:: RECORDS PROVIDED

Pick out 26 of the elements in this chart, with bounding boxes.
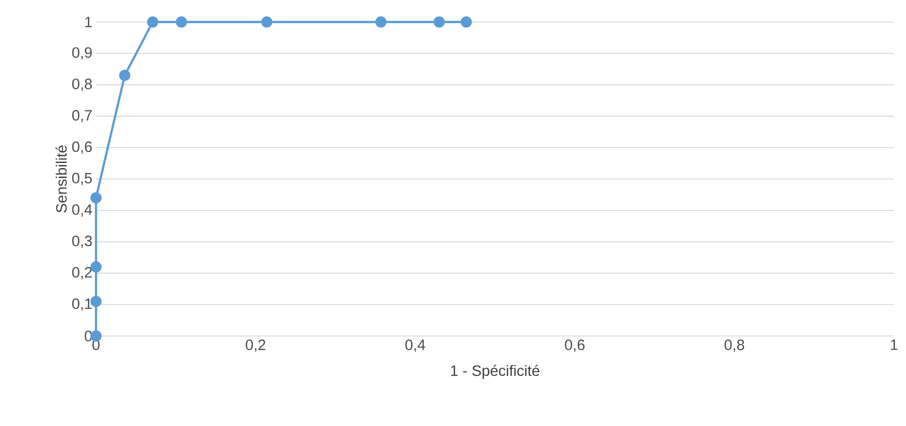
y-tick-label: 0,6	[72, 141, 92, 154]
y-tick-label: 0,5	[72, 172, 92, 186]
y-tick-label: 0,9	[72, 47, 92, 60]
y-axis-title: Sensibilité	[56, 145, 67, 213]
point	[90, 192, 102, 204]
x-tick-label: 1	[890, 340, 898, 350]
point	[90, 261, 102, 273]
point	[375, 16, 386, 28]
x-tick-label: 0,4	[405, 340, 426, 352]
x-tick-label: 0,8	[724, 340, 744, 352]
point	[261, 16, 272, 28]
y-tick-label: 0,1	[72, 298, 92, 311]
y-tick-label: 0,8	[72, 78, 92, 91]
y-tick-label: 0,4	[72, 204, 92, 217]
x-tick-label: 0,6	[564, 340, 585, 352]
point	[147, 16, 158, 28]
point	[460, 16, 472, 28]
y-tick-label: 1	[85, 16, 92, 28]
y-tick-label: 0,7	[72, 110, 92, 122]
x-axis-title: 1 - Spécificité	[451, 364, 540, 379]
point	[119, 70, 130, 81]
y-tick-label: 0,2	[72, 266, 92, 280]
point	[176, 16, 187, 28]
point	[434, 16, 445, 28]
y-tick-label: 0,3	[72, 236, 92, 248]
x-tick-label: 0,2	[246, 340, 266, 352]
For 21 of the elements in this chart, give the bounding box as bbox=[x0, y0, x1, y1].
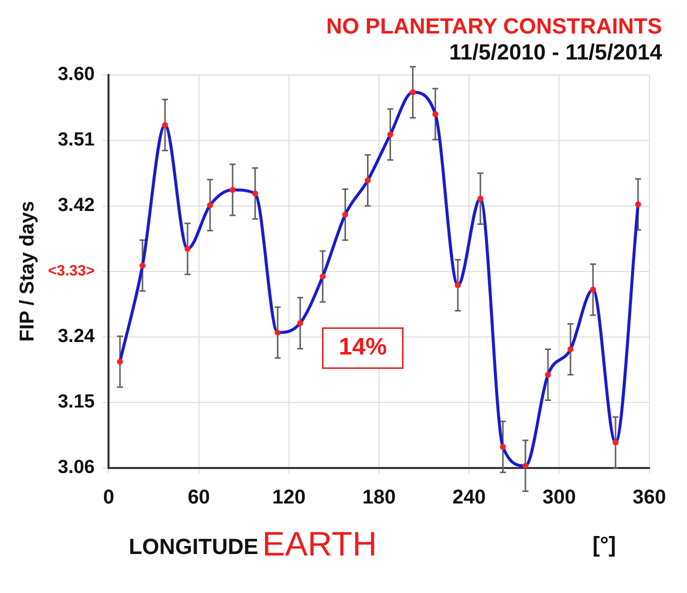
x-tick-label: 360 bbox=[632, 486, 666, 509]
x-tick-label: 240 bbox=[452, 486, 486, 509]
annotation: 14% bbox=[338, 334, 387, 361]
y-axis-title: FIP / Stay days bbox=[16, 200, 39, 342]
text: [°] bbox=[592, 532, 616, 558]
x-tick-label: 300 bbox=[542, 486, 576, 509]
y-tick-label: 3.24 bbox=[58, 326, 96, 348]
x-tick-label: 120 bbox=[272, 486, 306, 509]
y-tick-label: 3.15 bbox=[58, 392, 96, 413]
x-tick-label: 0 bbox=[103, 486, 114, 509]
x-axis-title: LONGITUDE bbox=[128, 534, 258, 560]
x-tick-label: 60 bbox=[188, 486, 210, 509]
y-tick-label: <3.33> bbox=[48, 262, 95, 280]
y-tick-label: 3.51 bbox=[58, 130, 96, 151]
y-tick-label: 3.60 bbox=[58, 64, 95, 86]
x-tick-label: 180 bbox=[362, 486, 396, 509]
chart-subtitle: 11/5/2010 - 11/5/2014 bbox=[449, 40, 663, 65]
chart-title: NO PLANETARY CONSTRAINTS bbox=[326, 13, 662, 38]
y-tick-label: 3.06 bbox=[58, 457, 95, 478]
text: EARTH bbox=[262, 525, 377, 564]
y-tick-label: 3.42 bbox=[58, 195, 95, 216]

::::
:: RECORDS PROVIDED

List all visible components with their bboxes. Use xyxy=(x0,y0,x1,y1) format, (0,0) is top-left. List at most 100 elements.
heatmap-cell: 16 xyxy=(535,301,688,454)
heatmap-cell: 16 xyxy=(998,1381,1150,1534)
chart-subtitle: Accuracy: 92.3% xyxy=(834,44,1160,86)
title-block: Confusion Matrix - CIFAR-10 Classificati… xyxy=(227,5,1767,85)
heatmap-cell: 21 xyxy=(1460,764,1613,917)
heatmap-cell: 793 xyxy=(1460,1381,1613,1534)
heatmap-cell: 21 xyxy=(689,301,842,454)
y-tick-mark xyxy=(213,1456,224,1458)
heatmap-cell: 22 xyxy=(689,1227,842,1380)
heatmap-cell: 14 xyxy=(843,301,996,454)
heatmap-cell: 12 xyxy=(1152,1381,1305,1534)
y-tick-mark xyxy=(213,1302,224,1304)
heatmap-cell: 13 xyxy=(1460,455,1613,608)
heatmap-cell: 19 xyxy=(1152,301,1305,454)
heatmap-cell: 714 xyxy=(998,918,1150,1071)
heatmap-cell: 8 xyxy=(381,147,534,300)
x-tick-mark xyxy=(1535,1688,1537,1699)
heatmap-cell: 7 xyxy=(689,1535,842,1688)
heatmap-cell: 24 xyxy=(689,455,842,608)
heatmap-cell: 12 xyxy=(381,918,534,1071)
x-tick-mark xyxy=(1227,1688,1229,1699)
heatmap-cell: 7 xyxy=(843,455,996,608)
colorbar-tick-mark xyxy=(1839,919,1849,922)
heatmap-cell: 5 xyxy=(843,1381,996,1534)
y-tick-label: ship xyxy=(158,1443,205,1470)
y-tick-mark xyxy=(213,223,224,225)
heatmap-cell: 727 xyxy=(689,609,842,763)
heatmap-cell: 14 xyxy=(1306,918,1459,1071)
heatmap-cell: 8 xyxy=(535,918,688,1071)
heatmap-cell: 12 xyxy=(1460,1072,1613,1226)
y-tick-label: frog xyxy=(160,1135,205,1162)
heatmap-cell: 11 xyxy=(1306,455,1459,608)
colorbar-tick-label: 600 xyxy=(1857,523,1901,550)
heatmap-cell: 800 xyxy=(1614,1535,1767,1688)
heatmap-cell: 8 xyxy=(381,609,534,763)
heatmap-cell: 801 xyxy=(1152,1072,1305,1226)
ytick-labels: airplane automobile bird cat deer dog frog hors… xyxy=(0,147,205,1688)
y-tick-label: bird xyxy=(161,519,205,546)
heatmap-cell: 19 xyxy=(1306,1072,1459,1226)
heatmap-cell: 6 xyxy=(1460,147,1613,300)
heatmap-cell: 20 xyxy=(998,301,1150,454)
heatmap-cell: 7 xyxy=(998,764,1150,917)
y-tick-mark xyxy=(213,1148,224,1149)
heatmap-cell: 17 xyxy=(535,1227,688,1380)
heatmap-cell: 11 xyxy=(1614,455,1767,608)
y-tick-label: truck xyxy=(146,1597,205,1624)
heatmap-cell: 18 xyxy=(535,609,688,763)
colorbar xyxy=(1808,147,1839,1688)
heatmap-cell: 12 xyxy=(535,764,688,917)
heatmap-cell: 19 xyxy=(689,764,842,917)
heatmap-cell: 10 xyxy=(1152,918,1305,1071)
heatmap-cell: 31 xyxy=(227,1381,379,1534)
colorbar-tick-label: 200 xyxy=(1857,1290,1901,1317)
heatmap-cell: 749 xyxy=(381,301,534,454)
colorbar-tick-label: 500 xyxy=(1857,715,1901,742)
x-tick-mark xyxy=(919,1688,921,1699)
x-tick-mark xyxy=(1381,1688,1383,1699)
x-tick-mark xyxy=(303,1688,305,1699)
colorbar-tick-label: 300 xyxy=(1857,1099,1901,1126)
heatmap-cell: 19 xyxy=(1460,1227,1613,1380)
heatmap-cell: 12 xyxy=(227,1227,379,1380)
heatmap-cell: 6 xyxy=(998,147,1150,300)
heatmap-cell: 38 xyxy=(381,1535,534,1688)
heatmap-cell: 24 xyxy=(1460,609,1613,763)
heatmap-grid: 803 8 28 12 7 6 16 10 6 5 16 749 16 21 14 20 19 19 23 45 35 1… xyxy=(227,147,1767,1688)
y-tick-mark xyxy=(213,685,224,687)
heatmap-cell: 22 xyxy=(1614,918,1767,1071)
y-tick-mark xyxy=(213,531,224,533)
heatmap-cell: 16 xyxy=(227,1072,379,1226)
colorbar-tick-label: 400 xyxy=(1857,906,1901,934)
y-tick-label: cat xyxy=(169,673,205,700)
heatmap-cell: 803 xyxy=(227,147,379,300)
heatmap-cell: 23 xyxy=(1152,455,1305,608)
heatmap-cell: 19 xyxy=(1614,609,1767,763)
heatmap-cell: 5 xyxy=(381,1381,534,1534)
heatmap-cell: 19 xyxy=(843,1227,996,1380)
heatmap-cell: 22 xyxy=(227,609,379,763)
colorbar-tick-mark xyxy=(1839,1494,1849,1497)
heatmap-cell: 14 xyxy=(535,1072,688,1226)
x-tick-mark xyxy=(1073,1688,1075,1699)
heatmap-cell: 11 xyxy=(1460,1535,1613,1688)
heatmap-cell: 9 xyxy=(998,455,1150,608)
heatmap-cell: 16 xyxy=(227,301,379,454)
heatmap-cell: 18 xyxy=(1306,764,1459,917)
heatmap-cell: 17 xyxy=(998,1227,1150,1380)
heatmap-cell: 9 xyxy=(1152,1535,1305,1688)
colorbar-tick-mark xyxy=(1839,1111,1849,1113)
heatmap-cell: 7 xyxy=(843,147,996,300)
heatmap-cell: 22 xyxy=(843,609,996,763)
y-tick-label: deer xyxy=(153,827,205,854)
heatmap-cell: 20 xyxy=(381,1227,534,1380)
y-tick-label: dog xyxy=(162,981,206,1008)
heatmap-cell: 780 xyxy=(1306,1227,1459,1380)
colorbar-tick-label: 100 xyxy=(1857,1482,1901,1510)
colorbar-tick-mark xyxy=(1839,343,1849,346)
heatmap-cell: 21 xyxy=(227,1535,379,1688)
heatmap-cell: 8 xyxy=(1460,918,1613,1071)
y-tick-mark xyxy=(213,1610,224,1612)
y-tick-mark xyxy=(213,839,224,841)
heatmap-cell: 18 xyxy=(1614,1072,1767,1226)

::::

- [WORK REQUIRED]:
Reproduce verbatim the lines of the records between the line containing "List all visible" and the line containing "colorbar-tick-mark xyxy=(1839,919,1849,922)", inclusive.

- [RESPONSE TO THIS EXERCISE]:
List all visible components with their bboxes. Use xyxy=(x0,y0,x1,y1) format, (0,0) is top-left. List at most 100 elements.
heatmap-cell: 16 xyxy=(535,301,688,454)
heatmap-cell: 16 xyxy=(998,1381,1150,1534)
chart-subtitle: Accuracy: 92.3% xyxy=(834,44,1160,86)
title-block: Confusion Matrix - CIFAR-10 Classificati… xyxy=(227,5,1767,85)
heatmap-cell: 21 xyxy=(1460,764,1613,917)
heatmap-cell: 793 xyxy=(1460,1381,1613,1534)
heatmap-cell: 21 xyxy=(689,301,842,454)
y-tick-mark xyxy=(213,1456,224,1458)
heatmap-cell: 22 xyxy=(689,1227,842,1380)
heatmap-cell: 14 xyxy=(843,301,996,454)
heatmap-cell: 12 xyxy=(1152,1381,1305,1534)
y-tick-mark xyxy=(213,1302,224,1304)
heatmap-cell: 13 xyxy=(1460,455,1613,608)
heatmap-cell: 19 xyxy=(1152,301,1305,454)
heatmap-cell: 714 xyxy=(998,918,1150,1071)
heatmap-cell: 8 xyxy=(381,147,534,300)
x-tick-mark xyxy=(1535,1688,1537,1699)
heatmap-cell: 7 xyxy=(689,1535,842,1688)
heatmap-cell: 24 xyxy=(689,455,842,608)
heatmap-cell: 12 xyxy=(381,918,534,1071)
x-tick-mark xyxy=(1227,1688,1229,1699)
heatmap-cell: 7 xyxy=(843,455,996,608)
colorbar-tick-mark xyxy=(1839,919,1849,922)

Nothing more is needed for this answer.